**INSTRUCTION:** Below are the records; copy each line in them that holds the word "image".
# Start of DATASET RECORDS
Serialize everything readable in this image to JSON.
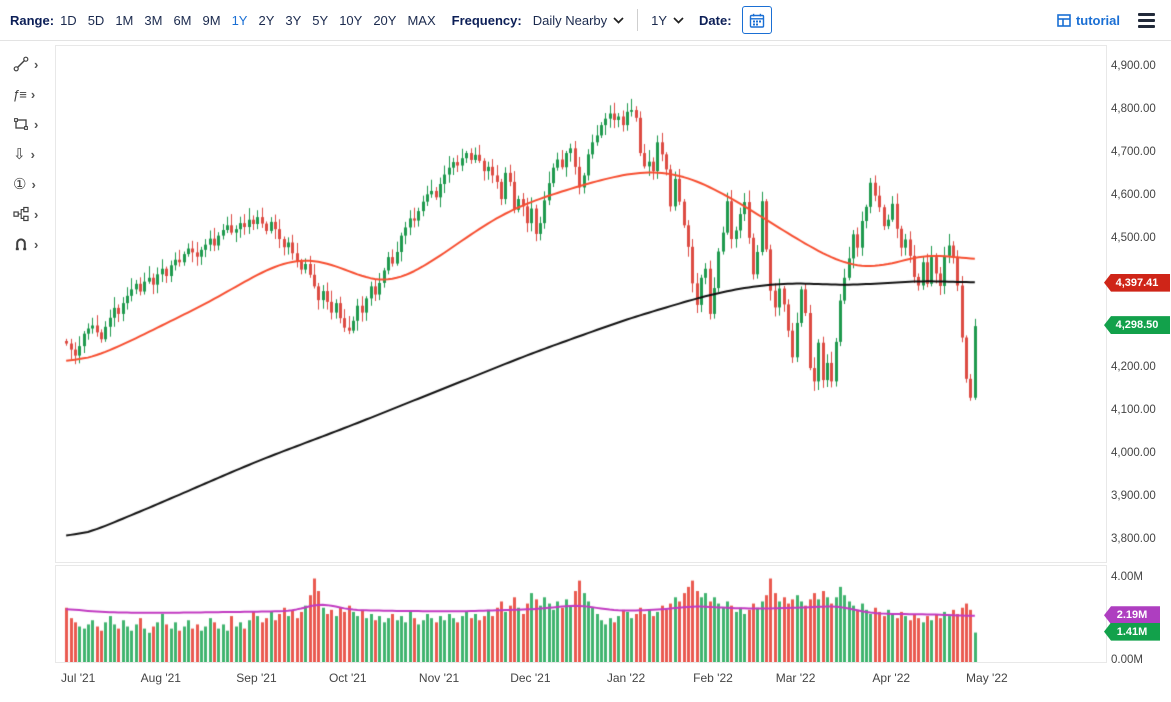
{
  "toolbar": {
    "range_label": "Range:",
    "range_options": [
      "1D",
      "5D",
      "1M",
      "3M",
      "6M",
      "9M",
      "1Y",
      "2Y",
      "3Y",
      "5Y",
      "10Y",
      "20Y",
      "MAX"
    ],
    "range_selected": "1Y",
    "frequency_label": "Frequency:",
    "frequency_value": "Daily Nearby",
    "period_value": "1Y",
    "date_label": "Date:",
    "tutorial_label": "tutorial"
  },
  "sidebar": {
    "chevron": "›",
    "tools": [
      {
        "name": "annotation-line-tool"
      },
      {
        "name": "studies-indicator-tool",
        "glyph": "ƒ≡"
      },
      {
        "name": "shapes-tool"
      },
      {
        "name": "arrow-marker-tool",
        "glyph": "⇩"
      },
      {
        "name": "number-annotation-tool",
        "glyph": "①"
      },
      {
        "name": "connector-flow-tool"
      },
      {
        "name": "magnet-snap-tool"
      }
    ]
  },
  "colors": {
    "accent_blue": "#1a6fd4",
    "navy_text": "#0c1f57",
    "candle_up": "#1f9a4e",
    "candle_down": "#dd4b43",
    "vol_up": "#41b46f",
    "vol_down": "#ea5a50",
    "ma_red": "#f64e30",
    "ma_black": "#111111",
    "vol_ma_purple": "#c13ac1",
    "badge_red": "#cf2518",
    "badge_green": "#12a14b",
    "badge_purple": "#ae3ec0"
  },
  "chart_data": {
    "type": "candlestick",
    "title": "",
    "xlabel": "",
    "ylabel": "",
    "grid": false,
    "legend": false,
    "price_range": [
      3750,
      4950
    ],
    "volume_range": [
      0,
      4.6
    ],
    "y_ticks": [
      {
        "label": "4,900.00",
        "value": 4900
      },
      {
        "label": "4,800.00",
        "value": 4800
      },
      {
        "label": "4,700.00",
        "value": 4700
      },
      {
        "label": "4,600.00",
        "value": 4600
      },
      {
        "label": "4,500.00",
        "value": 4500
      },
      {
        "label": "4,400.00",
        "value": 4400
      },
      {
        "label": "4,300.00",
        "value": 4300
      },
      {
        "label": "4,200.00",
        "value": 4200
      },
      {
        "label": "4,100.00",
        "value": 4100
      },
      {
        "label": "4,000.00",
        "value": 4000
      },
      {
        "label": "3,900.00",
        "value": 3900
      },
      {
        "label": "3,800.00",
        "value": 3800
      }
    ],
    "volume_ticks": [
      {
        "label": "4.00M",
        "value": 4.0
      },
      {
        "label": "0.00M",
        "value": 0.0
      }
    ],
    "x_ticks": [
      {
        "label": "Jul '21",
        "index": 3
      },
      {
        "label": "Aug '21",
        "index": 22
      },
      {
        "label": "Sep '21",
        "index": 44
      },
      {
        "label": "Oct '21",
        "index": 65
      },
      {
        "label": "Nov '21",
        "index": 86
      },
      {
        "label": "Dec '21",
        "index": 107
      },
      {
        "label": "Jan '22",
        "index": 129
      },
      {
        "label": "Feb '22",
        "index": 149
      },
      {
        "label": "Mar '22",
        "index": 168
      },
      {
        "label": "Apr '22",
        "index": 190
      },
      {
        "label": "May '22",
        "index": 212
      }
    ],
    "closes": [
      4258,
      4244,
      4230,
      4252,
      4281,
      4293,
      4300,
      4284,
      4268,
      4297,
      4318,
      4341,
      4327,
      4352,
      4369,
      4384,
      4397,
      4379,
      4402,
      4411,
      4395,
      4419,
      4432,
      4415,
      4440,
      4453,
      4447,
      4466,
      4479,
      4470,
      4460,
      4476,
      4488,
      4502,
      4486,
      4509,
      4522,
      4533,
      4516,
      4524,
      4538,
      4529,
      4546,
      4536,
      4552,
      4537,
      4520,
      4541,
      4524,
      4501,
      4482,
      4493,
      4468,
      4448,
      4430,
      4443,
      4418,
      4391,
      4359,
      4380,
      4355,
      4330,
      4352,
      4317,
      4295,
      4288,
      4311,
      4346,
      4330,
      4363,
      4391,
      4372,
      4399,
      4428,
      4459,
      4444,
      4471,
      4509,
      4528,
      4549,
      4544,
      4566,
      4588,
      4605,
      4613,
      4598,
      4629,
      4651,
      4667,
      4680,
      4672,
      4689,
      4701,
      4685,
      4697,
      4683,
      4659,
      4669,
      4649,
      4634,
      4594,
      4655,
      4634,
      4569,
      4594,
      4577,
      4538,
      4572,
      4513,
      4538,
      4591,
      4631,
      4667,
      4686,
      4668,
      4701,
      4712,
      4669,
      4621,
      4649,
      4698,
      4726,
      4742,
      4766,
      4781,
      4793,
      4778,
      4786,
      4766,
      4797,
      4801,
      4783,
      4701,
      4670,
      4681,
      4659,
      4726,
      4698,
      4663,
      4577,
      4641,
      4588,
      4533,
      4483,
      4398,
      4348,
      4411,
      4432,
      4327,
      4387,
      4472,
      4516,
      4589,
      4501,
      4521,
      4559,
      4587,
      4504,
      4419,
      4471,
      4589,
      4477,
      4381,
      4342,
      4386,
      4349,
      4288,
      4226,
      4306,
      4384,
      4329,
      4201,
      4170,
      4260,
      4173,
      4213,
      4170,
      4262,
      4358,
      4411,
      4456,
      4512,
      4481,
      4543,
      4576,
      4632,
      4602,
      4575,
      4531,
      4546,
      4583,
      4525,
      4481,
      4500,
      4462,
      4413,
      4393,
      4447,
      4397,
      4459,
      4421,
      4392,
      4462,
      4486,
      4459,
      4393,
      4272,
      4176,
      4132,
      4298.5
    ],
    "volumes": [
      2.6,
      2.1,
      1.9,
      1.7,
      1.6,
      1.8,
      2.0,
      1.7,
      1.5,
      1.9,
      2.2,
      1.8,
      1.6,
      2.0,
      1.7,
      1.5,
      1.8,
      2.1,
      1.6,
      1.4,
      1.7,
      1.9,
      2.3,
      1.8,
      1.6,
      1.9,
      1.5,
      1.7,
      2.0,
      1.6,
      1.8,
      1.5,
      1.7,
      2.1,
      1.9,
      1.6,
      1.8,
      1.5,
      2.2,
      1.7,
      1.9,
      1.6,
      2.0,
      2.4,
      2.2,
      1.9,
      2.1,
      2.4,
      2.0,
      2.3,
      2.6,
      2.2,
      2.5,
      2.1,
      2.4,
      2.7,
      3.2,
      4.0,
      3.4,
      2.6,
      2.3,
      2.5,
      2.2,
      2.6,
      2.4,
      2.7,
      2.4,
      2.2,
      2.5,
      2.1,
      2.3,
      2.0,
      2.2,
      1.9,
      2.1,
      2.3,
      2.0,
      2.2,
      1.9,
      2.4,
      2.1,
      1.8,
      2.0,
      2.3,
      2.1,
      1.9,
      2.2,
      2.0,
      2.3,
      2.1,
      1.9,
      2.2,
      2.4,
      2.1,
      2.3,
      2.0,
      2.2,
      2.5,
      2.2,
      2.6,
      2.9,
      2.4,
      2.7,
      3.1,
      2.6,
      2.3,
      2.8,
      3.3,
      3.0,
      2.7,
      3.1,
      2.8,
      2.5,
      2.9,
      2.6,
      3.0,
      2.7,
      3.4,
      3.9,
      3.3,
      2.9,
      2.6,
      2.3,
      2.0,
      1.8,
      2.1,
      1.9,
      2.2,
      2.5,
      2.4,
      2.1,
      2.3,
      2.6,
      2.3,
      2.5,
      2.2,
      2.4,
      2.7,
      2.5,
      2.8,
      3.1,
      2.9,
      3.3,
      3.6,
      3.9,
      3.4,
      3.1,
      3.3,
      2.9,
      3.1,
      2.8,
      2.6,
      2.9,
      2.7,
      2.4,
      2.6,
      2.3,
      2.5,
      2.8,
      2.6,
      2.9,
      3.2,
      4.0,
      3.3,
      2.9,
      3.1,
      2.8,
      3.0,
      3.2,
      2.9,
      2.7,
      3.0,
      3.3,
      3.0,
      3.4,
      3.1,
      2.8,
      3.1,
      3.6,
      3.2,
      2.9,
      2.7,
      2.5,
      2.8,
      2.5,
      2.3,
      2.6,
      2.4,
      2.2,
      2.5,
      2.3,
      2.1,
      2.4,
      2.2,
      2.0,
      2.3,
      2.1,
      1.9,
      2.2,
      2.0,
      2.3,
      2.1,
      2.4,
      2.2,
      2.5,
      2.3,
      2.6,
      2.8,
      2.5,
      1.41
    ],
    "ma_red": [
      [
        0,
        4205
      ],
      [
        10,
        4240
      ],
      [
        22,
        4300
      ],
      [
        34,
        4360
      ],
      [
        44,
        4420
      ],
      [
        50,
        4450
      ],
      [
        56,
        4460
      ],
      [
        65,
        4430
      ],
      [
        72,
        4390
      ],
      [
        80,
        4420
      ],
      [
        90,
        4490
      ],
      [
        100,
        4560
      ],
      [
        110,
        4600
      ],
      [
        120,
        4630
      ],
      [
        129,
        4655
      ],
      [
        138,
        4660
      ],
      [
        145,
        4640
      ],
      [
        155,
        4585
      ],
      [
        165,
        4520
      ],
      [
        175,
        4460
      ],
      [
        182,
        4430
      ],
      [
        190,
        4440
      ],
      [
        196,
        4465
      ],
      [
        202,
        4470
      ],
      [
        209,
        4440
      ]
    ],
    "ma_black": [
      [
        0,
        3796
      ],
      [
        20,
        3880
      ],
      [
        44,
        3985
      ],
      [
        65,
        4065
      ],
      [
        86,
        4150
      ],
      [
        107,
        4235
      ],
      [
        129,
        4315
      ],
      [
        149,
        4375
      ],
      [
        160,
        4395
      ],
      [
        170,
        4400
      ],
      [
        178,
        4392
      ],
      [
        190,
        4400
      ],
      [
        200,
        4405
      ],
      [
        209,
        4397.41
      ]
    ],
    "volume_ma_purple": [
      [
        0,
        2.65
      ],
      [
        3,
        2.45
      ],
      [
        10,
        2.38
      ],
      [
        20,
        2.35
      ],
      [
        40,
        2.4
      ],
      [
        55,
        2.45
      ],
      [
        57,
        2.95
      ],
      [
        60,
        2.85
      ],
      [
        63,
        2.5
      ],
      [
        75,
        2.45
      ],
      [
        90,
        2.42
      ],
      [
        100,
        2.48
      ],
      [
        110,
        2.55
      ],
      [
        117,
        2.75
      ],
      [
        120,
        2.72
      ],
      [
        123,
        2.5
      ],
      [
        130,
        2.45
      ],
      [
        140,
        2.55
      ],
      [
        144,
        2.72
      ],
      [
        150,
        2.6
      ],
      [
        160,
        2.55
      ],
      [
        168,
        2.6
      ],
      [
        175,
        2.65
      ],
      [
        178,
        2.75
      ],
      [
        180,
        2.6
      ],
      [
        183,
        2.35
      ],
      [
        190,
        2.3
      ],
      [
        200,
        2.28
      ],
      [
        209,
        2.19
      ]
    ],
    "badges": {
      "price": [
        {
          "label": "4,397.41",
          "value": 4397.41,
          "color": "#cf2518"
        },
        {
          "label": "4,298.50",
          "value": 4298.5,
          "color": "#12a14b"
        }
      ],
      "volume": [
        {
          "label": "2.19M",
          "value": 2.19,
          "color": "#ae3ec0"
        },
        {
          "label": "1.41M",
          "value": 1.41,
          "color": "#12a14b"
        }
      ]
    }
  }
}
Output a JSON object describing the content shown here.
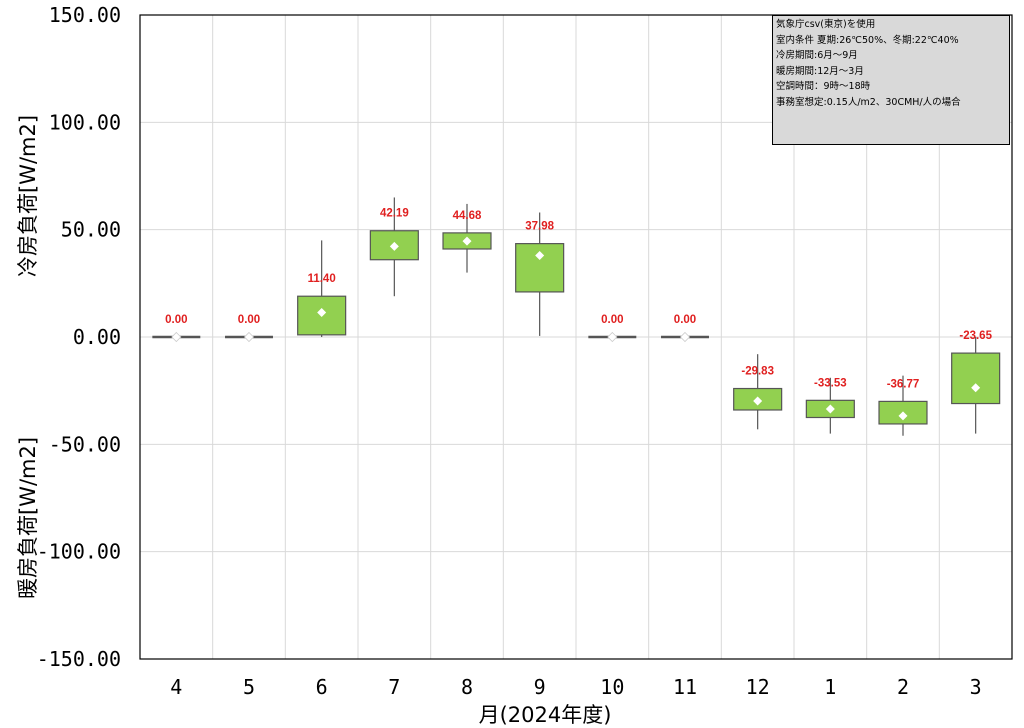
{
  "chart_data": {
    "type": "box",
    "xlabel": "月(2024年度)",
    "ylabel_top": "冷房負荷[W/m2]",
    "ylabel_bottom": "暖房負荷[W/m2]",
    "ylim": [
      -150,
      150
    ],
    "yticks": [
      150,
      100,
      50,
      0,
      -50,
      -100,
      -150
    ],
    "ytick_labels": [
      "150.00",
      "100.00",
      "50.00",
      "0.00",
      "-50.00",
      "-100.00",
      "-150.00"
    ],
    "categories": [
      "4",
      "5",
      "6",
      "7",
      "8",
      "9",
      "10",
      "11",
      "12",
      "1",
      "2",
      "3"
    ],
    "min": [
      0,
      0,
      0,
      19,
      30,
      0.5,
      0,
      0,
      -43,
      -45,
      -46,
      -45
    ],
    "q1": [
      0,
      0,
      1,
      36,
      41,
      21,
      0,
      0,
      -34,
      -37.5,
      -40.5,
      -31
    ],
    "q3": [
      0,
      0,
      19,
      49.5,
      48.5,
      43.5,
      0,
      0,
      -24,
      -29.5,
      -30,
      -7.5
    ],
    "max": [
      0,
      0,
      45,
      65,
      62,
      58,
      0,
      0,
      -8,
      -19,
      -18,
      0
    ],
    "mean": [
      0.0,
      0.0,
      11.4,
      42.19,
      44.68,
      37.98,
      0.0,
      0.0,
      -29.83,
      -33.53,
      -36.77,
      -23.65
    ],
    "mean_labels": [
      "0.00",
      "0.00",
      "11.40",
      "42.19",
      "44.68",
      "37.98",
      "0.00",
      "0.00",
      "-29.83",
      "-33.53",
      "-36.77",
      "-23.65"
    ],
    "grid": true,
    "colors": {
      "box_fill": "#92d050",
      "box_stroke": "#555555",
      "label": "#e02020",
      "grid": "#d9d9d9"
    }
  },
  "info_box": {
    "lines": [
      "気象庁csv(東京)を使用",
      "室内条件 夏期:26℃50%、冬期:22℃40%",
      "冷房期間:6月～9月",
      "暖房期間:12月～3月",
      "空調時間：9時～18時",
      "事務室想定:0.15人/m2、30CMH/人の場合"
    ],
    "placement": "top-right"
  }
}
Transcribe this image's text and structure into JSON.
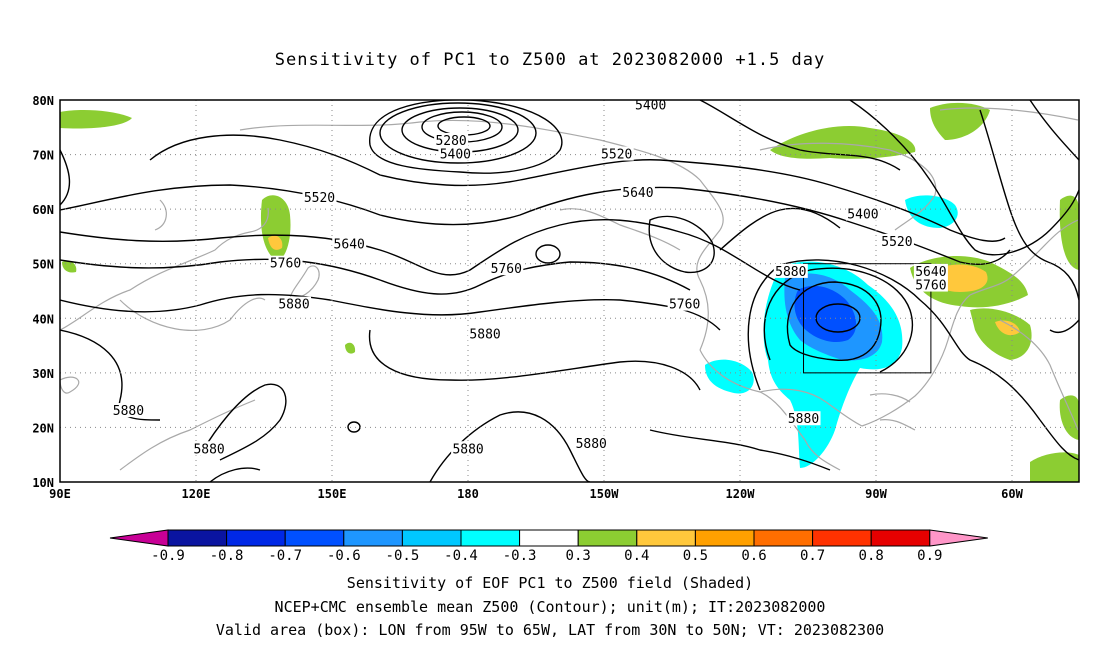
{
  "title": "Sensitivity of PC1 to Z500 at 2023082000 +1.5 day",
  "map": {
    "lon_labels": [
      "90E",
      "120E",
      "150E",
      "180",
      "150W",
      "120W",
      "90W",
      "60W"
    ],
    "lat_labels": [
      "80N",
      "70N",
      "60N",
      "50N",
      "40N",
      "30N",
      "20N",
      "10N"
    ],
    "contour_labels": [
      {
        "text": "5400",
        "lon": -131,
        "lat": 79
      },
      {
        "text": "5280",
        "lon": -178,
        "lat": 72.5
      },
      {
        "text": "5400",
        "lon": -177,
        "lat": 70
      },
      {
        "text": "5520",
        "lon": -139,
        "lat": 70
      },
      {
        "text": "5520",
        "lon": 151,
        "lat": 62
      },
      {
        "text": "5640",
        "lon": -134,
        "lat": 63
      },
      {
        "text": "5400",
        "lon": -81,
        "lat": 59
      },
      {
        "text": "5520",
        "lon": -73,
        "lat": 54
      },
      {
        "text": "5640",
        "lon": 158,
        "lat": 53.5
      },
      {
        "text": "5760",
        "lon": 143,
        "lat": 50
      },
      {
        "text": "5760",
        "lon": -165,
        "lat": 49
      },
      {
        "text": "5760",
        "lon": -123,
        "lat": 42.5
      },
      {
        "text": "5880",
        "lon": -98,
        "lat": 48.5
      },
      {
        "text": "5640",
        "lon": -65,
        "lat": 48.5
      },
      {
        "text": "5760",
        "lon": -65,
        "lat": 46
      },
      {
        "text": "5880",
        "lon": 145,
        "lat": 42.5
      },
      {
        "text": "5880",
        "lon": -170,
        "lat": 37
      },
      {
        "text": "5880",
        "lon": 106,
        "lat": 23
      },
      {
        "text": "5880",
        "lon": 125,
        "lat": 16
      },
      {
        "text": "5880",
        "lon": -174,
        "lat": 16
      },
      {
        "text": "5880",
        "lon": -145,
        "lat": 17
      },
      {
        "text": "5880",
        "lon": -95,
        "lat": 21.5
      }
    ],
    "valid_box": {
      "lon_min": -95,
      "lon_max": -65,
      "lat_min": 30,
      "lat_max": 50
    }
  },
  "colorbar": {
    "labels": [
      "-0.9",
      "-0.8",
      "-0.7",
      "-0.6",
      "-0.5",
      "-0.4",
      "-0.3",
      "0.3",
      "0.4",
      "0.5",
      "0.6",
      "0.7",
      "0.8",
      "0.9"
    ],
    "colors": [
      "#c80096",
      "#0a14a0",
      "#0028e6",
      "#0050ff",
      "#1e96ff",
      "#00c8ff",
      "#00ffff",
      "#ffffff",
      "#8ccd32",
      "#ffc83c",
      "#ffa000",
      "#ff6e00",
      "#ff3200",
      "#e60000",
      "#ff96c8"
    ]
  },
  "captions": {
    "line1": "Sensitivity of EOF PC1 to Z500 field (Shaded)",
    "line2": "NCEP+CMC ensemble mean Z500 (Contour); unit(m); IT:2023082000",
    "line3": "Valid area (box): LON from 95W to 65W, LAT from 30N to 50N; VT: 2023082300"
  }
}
# End of DATASET RECORDS
**EXERCISE RESULT:**
Serialize everything readable in this image to JSON.
Transcribe this image's text and structure into JSON.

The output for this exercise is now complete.